● REQUIRED TASK
Sort through the data and copy the lines holding the word "text".

● DATA EXCERPTS
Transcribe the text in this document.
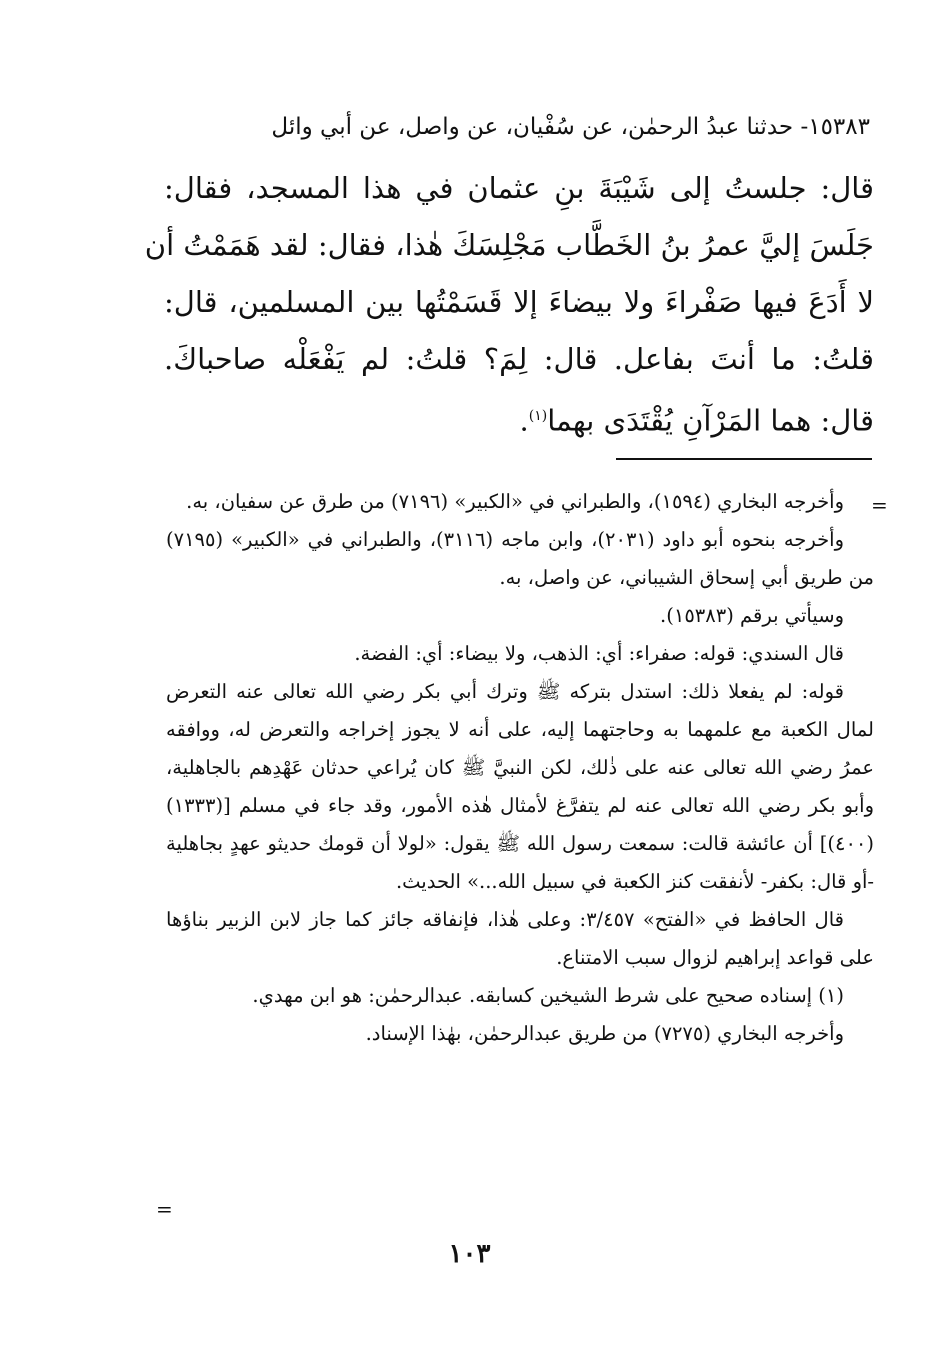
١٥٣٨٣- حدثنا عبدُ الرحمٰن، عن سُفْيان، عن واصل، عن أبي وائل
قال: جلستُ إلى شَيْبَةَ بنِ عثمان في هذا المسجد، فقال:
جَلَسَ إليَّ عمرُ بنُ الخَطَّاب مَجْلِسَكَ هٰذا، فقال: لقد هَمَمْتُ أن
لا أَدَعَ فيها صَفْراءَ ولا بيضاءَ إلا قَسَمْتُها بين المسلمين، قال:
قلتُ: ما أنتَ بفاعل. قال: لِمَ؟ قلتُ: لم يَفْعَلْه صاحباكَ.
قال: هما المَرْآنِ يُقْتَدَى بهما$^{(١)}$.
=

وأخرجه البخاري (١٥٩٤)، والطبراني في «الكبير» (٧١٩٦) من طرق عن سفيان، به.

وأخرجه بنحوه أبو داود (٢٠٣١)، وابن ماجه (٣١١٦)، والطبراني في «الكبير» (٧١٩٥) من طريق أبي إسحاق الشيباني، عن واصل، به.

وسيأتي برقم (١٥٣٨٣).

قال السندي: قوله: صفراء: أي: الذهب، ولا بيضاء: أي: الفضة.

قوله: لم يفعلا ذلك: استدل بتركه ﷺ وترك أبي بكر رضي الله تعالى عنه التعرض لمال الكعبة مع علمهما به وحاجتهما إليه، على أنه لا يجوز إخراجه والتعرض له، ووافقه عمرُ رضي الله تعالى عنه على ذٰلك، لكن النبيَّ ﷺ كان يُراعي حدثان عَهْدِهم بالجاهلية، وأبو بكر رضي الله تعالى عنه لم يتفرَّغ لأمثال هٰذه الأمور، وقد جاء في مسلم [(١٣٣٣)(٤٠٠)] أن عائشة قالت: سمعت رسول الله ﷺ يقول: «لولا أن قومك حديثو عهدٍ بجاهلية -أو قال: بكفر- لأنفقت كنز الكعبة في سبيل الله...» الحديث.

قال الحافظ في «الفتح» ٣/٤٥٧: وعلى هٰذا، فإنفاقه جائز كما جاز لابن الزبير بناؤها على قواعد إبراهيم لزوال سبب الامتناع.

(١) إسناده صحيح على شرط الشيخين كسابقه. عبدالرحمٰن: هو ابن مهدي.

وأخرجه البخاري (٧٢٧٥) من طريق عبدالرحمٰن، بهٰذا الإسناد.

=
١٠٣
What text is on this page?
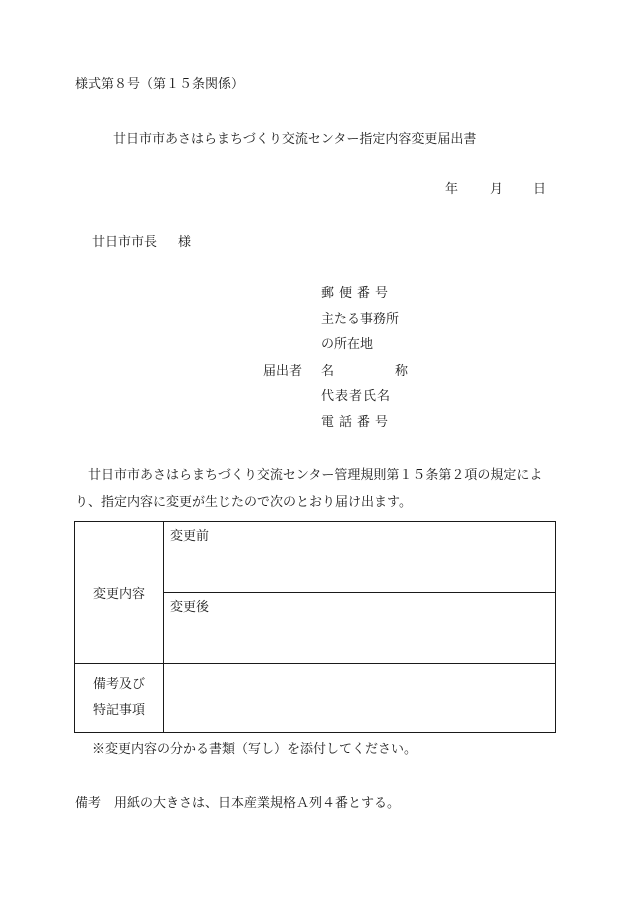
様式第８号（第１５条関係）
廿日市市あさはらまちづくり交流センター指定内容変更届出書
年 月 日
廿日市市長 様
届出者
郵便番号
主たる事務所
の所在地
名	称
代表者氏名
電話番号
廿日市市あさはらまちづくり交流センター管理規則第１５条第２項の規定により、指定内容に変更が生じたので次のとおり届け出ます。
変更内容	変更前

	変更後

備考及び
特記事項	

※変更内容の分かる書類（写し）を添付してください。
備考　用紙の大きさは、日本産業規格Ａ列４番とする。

● TASK ANSWER
Transcribe the text in this document.
What text is on this page?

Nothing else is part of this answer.